Aim of the task ▸ Find each line in the listing below that contains the word "driver", with case counting, and copy those lines.

::::

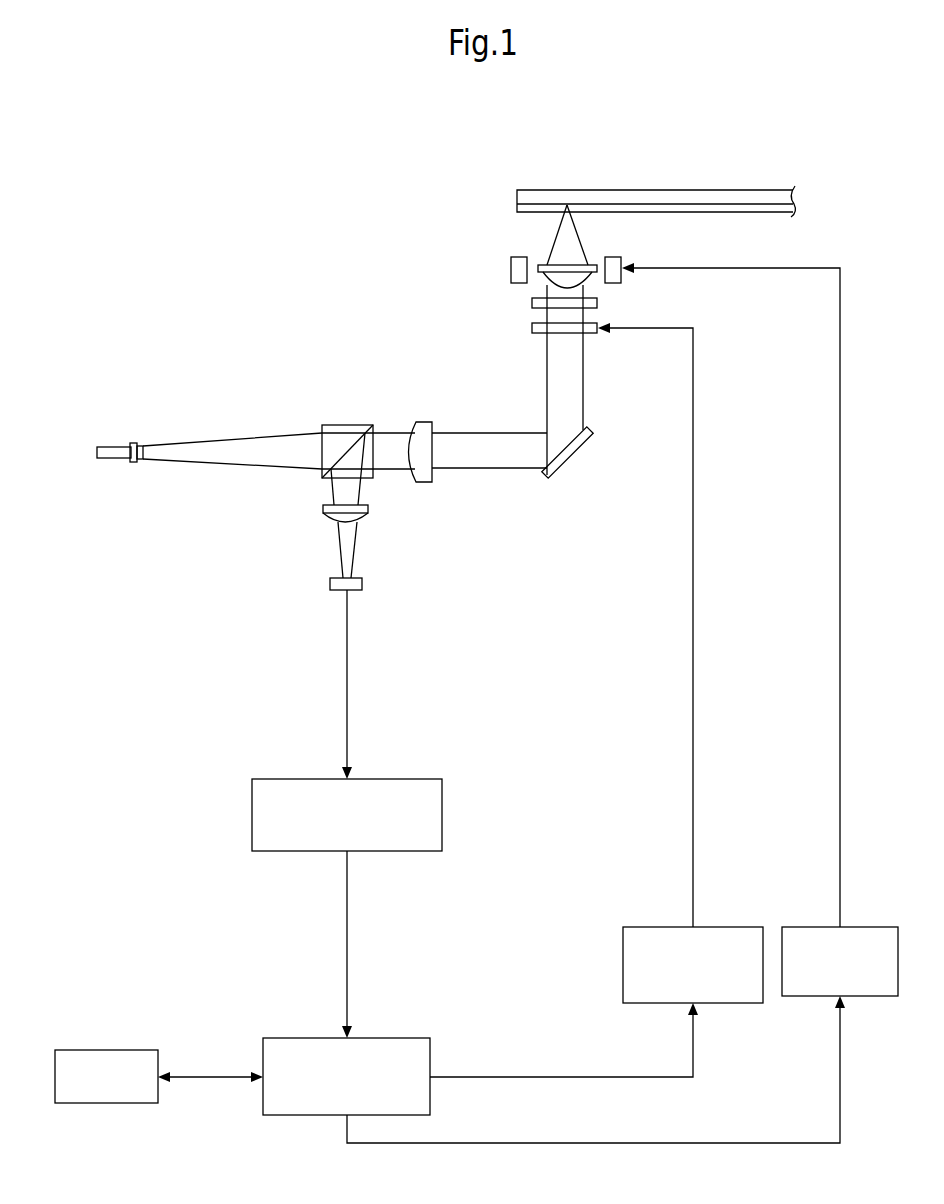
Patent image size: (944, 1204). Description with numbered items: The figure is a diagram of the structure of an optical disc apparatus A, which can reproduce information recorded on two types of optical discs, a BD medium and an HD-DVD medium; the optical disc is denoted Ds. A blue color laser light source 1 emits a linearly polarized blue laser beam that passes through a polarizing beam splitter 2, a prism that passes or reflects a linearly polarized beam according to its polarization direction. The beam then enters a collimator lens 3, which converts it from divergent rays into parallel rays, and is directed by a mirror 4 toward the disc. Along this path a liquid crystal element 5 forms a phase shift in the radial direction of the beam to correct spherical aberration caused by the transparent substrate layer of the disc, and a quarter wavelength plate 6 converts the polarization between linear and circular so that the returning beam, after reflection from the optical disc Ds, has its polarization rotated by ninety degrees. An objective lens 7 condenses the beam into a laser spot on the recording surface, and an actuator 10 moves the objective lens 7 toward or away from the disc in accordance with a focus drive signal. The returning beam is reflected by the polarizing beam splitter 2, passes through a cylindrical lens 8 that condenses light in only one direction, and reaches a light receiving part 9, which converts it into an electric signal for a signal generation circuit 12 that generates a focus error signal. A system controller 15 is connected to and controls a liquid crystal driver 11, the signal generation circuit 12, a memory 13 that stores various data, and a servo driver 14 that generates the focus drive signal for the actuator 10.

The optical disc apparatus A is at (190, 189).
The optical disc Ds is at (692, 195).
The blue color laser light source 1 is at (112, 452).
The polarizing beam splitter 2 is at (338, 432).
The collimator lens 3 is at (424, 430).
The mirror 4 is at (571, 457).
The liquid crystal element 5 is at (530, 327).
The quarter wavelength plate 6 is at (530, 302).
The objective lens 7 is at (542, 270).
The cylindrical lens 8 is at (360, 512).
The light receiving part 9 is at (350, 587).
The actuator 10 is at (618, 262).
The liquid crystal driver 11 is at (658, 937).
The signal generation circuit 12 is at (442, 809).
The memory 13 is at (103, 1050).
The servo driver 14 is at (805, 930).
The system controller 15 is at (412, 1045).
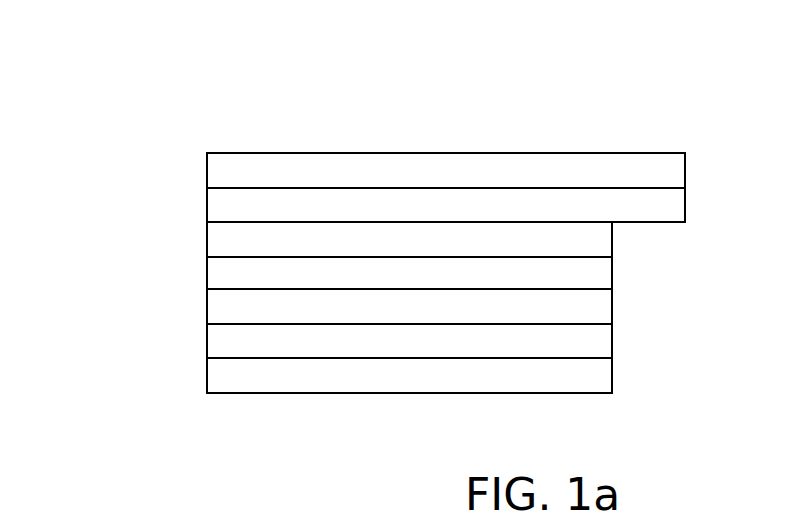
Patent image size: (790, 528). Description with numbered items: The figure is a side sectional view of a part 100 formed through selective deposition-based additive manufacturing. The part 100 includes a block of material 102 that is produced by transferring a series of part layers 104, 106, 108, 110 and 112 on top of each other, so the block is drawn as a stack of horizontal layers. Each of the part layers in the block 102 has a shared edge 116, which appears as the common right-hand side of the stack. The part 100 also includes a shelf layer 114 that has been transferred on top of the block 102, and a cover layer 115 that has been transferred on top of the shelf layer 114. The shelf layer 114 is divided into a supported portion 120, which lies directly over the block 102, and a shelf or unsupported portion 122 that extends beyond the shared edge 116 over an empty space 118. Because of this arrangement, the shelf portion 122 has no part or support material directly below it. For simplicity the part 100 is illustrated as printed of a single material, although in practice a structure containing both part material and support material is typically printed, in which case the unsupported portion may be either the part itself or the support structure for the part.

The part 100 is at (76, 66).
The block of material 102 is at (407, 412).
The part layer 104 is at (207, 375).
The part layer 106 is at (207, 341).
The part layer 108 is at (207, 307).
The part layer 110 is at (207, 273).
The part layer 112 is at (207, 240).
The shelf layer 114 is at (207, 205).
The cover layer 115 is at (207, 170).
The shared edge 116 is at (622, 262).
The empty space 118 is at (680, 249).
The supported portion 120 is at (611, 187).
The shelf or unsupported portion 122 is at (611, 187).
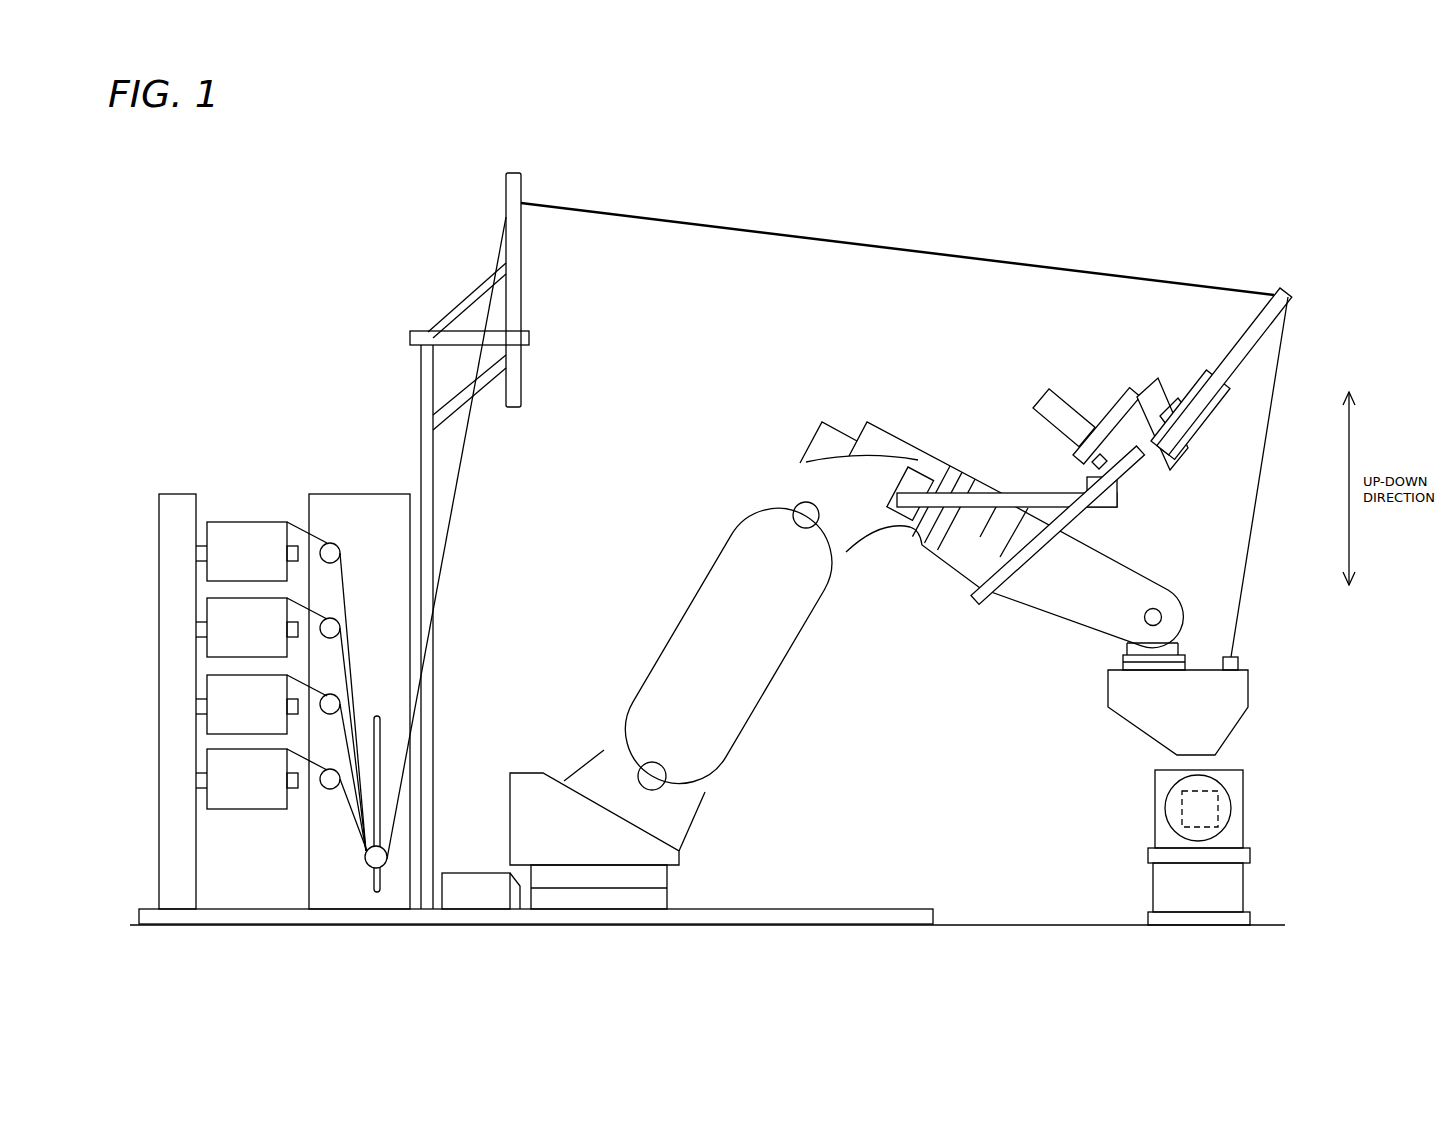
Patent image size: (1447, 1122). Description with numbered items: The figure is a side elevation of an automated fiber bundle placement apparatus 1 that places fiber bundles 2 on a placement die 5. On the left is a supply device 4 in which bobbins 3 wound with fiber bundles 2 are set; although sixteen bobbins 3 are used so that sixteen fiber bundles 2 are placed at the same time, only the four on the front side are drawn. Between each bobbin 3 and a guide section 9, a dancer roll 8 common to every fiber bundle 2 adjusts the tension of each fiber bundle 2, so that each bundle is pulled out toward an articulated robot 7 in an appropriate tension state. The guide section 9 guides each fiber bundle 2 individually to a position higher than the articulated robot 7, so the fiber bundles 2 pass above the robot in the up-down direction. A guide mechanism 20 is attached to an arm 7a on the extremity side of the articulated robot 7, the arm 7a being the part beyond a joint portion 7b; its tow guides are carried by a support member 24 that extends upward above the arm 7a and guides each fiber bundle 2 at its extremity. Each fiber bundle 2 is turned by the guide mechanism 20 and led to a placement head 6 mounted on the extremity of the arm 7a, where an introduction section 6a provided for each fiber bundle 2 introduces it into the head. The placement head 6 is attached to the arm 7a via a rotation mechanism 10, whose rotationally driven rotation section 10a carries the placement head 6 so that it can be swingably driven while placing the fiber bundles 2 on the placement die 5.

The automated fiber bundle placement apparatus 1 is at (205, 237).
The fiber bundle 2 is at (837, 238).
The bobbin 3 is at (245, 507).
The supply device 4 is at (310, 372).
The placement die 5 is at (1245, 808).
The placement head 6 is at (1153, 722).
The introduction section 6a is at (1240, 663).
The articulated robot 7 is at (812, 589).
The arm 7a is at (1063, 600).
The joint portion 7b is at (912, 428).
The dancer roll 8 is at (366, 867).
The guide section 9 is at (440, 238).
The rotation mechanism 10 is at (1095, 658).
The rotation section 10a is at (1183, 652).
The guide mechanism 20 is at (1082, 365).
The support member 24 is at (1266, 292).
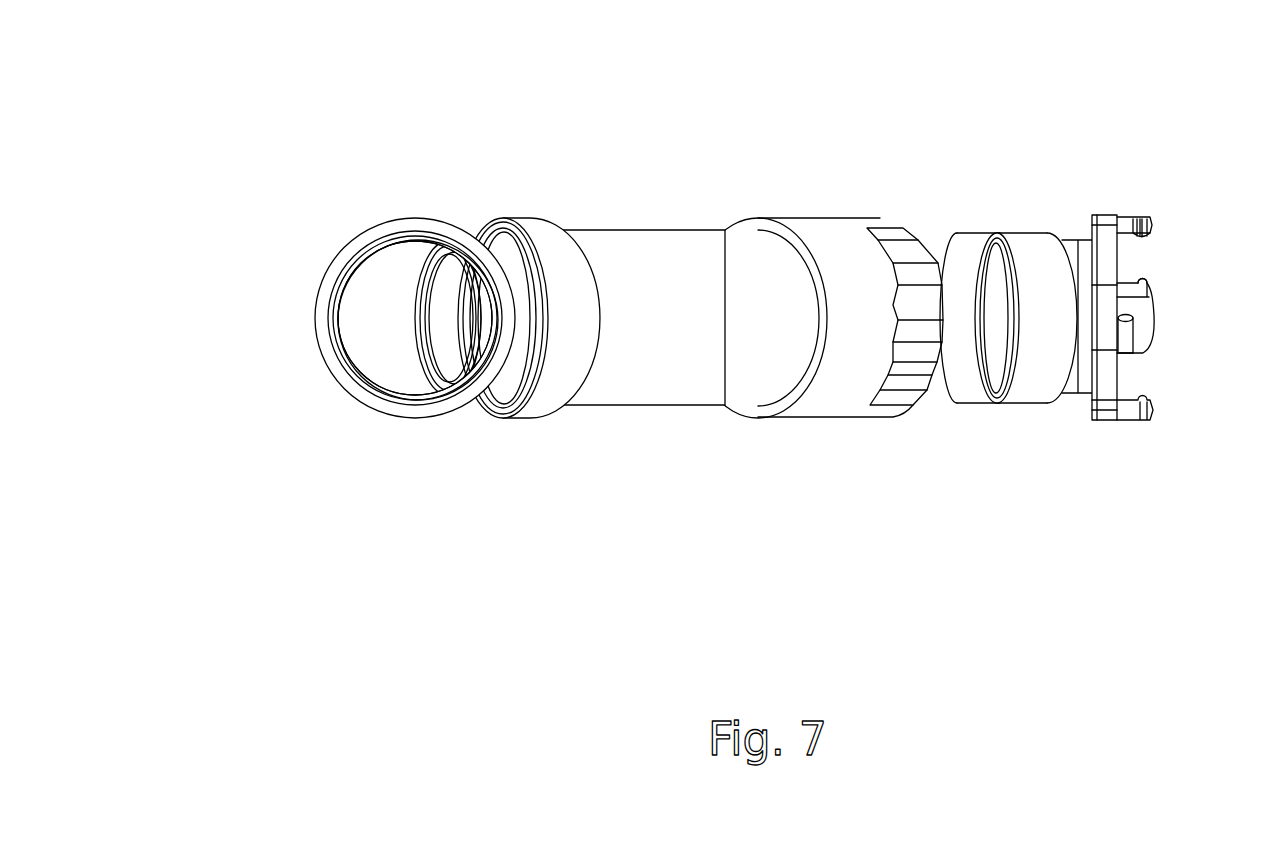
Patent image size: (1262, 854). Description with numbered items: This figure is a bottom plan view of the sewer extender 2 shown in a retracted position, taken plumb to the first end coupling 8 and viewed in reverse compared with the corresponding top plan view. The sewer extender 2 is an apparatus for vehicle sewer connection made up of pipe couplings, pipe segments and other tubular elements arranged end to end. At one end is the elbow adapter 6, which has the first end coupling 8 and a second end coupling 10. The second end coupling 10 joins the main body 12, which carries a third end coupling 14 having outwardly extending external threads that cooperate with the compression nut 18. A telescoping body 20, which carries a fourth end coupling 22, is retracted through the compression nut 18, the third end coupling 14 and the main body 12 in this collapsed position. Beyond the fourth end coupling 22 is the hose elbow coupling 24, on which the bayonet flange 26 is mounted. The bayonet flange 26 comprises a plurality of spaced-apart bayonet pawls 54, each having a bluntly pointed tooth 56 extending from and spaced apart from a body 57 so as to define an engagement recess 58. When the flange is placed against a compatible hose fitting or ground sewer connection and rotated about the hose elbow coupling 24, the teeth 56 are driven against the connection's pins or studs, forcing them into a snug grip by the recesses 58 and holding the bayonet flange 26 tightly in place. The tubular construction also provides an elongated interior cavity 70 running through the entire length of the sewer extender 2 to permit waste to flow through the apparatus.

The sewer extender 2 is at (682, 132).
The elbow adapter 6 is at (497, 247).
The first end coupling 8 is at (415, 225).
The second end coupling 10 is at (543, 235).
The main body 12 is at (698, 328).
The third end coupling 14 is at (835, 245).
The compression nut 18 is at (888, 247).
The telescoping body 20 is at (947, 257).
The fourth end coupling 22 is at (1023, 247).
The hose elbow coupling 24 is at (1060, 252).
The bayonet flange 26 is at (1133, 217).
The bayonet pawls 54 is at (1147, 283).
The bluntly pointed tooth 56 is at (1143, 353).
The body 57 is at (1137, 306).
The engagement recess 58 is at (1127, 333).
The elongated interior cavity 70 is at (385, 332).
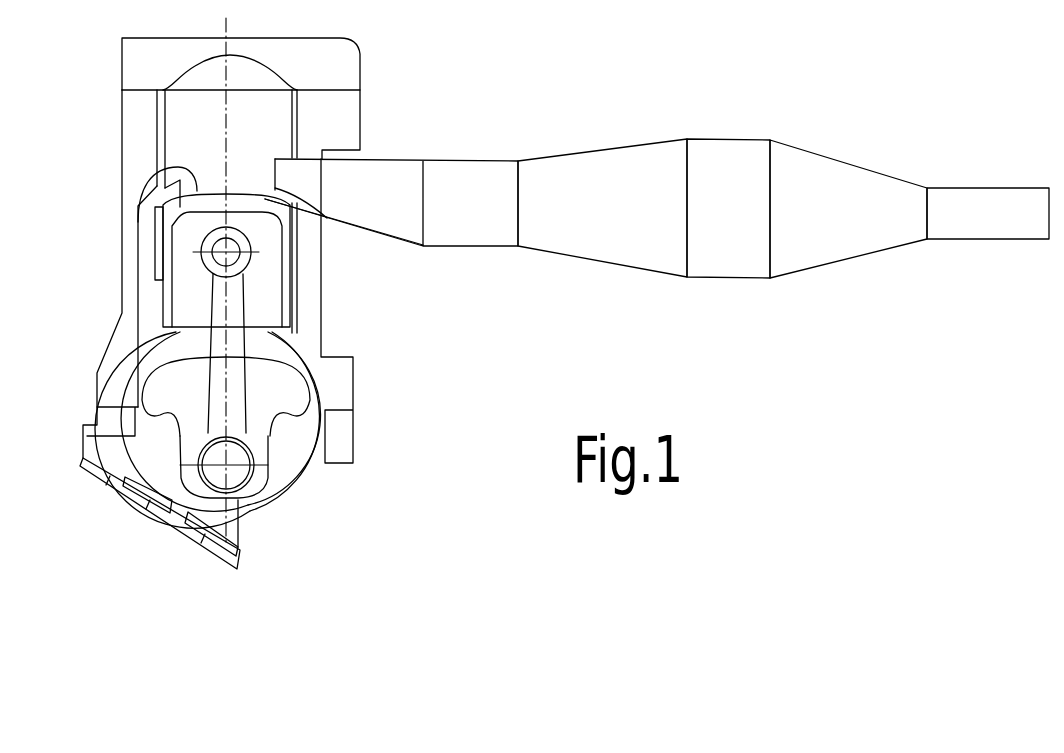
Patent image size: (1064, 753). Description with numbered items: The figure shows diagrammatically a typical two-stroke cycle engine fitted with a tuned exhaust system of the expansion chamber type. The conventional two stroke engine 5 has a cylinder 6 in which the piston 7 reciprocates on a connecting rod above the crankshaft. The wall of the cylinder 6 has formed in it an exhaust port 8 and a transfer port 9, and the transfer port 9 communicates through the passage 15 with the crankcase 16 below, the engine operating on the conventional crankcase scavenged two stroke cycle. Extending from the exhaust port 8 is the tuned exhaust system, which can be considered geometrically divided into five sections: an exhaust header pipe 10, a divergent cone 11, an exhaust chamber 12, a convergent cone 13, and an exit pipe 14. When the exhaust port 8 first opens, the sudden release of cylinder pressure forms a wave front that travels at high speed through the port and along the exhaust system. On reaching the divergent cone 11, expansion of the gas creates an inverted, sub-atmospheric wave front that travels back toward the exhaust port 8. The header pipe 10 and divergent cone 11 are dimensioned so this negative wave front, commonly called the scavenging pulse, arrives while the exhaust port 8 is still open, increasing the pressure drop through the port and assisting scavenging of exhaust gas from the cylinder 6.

::::

Output for this task ▸
Patent image size: (944, 1204). Description with numbered items: The figure is a diagram of the structure of an optical disc apparatus A, which can reproduce information recorded on two types of optical discs, a BD medium and an HD-DVD medium; the optical disc is denoted Ds. A blue color laser light source 1 emits a linearly polarized blue laser beam that passes through a polarizing beam splitter 2, a prism that passes or reflects a linearly polarized beam according to its polarization direction. The beam then enters a collimator lens 3, which converts it from divergent rays into parallel rays, and is directed by a mirror 4 toward the disc. Along this path a liquid crystal element 5 forms a phase shift in the radial direction of the beam to correct spherical aberration caused by the transparent substrate layer of the disc, and a quarter wavelength plate 6 converts the polarization between linear and circular so that the returning beam, after reflection from the optical disc Ds, has its polarization rotated by ninety degrees. An objective lens 7 condenses the beam into a laser spot on the recording surface, and an actuator 10 moves the objective lens 7 toward or away from the disc in accordance with a focus drive signal. The returning beam is reflected by the polarizing beam splitter 2, passes through a cylindrical lens 8 that condenses light in only one direction, and reaches a light receiving part 9, which converts it into an electric signal for a signal generation circuit 12 that generates a focus error signal. A system controller 15 is connected to and controls a liquid crystal driver 11, the signal generation circuit 12, a memory 13 that stores various data, and a servo driver 14 that generates the focus drive signal for the actuator 10.
The liquid crystal driver 11 is at (658, 937).
The servo driver 14 is at (805, 930).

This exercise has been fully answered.